Text extract -
------------------------------------------------------------
If you are unemployed and on state benefits, then you must, as mentioned earlier,
ensure that you are in receipt of all the benefits to which you are entitled.
If you are in employment can you or a member of the family get a part-time job? Do
you have the time to do a part-time job? If so, and you think that working the odd few
hours at the weekend or in the evenings, such as in a bar or a shop, then this is
certainly worthy of consideration. By getting your repayments greatly reduced such
action as taking part-time work may be unnecessary, but is it desirable? This is
something only you can decide.
An alternative to part-time employment is to work for yourself from home. There are
many opportunities for this today, but the trouble is that most of them require some
sort of financial commitment. Homework, that is, employment by a third party to do
paid work from home, is in fact extremely rare.
What other ways can you think of to raise cash? Whether in employment or not, have
you got any belongings which you no longer need and which could be sold to raise
money to help your situation? Perhaps you could collect a selection of goods together
and attend a car boot sale. I have used this method several times and have never
raised any less than £100 at any car boot sale at which I have set up a stall.
Could you write articles for the press, and get paid for it? Its surprising how much
some magazines will pay you for a short story or article or even for letters. Do you
have any particular skill which you could teach others in return for payment. Although
I don't do it anymore, I used to get paid for helping people to use their computers.
And, in addition to writing and selling information I also sometimes take on typing
work for small businessmen and local tradesmen and type up the occasional student
thesis.
There are many ways of increasing income, and, if you feel that your situation will be
overall improved by this, then think what you can do to increase yours. Then take
positive steps to make it a reality.
Section Eleven : Always Make Savings Where You Can
Naturally, it is pure common sense when in financial difficulties to reduce your
expenditure as and how you can. By this I am not trying to suggest that you start living
like a pauper, and deny yourself the basic comforts and a few luxuries of life. I simply
wish to suggest that there are a great many areas where realistic and very helpful
savings can be made.
If you have a mortgage you can contact your lender and ask them if it is possible to
extend the repayment period. If you have only 15 years left to pay on a mortgage,
would it be helpful to your situation if you extended this to 20 years or even right back
up to the normal maximum of 25 years? This could seriously reduce the monthly
instalments. This course of action, however, is not one to rush blindly into, but should
be very carefully considered. Only if, after careful consideration, you decide that your
overall situation will be improved by this should you go ahead.
------------------------------------------------------------
Data lines -
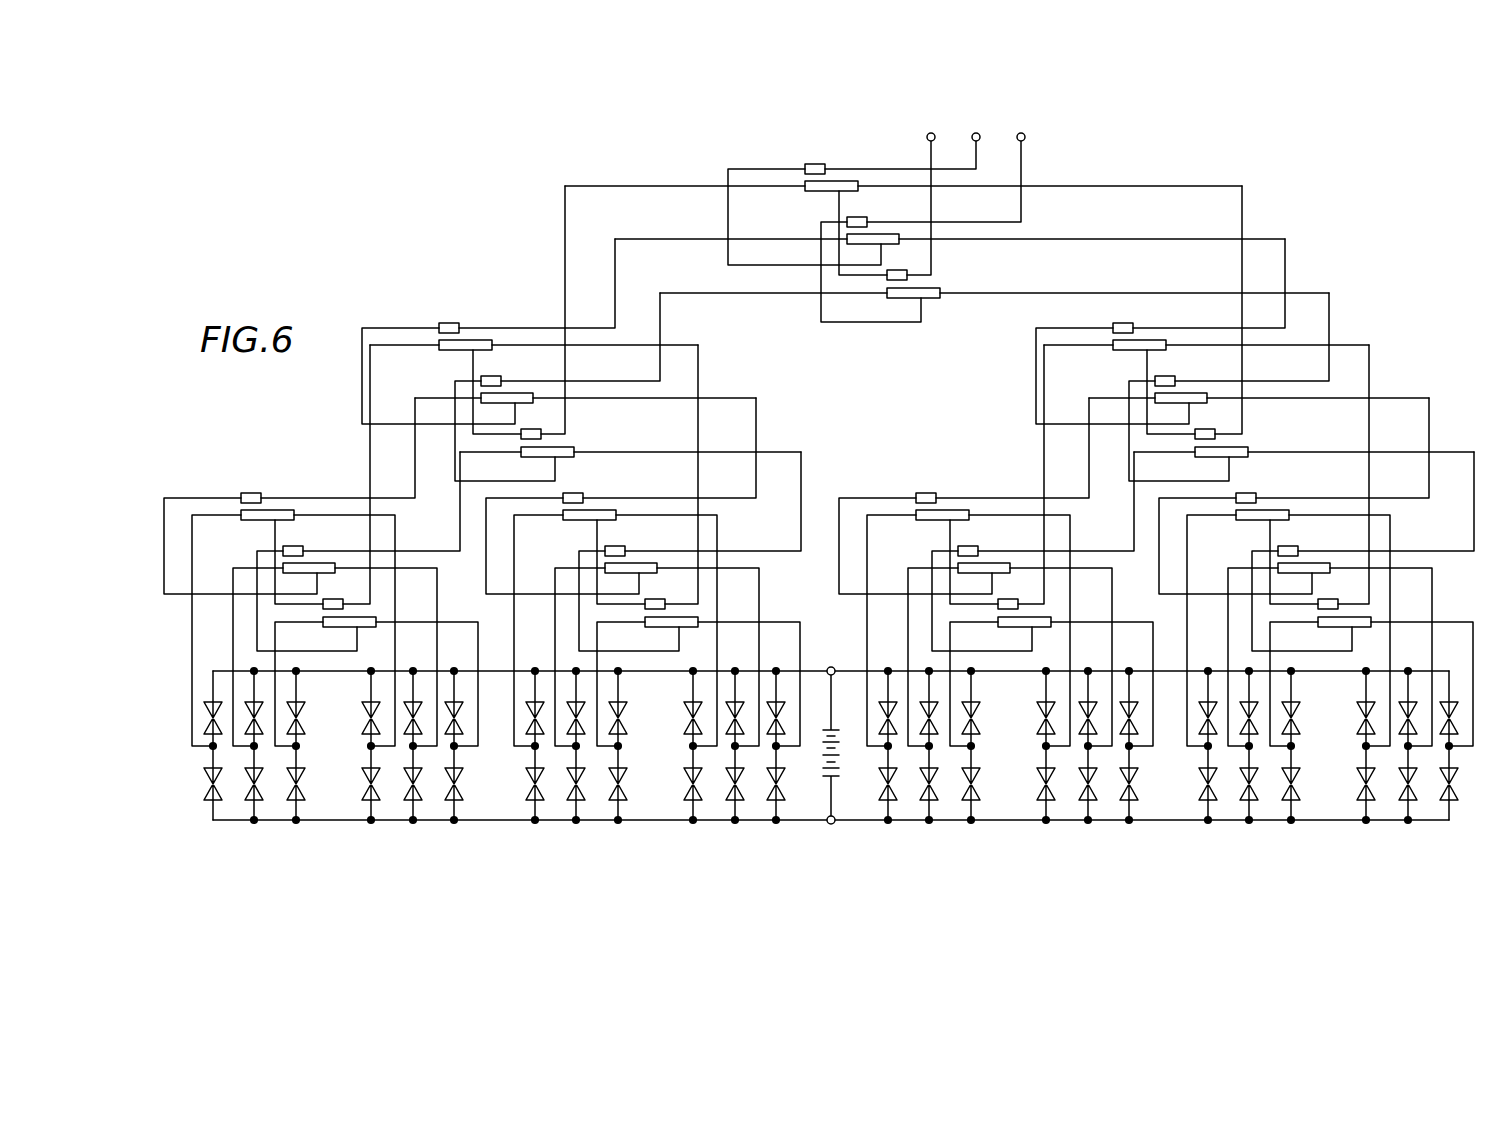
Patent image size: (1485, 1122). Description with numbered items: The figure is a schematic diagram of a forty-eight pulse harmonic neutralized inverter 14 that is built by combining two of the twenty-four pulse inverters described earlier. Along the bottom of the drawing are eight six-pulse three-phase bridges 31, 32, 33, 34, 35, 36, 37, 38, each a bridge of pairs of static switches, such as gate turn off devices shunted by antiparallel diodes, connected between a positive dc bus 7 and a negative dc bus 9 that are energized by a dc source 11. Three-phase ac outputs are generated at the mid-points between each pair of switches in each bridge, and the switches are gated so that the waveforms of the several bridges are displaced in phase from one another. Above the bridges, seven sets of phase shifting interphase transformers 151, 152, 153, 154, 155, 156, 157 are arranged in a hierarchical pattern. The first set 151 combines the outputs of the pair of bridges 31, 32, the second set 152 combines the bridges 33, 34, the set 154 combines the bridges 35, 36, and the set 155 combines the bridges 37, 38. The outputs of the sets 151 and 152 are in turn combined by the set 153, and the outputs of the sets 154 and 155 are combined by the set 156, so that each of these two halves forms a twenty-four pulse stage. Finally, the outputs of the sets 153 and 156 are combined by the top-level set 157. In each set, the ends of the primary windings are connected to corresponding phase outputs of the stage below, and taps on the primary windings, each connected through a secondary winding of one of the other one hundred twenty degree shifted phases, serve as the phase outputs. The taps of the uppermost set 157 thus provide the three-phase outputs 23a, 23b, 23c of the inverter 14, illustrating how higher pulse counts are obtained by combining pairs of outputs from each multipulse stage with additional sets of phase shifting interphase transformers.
------------------------------------------------------------
The tasks -
**A)** Reproduce the stretch of the text on managing money in hard times from "If you are unemployed" through "you can decide.".
**B)** In the text on managing money in hard times, what is the least amount the writer says they have raised at any car boot sale where they set up a stall?
**C)** Carry on writing the text on managing money in hard times from the point where it stops.

Task-by-task results -
**A)**
If you are unemployed and on state benefits, then you must, as mentioned earlier,
ensure that you are in receipt of all the benefits to which you are entitled.
If you are in employment can you or a member of the family get a part-time job? Do
you have the time to do a part-time job? If so, and you think that working the odd few
hours at the weekend or in the evenings, such as in a bar or a shop, then this is
certainly worthy of consideration. By getting your repayments greatly reduced such
action as taking part-time work may be unnecessary, but is it desirable? This is
something only you can decide.

**B)** £100

**C)**
What savings can you make around the home? If you have central heating, consider
turning the thermostat down a degree or two. The saving this will produce will be
small, but even a few pounds a month can make a noticeable difference when there's
bills to pay and funds are in short supply. If you have conventional heating then try and
leave it turned off for longer periods. If you have a choice between a bath and a
shower, take more showers and less baths. Did you know that a bath can use up to
20 times as much hot water as a shower?
If you have a car, consider whether it is really necessary to keep it. Could you trade it
in for a cheaper one, or even do without it altogether. From the age of 17 until March
of this year I always had my own car. However, although I could actually afford to run
one now, I decided that I could use the money much more usefully elsewhere. If you
feel that a car is essential and you've considered running the cheapest one acceptable
to you, then you can give thought to making savings by using it only when its
absolutely essential. You could look around for cheaper insurance and find the most
reasonably priced garage for repairs and maintenance.
There are so many ways that you can make savings. Buy cheaper foods, the
supermarkets own brand instead of the famous names. Eat less meat and more
vegetables, this way you'll save even more money and be healthier too.
Even simple things like thawing frozen food before cooking it can save you electricity -
again only a small amount, but every little bit helps.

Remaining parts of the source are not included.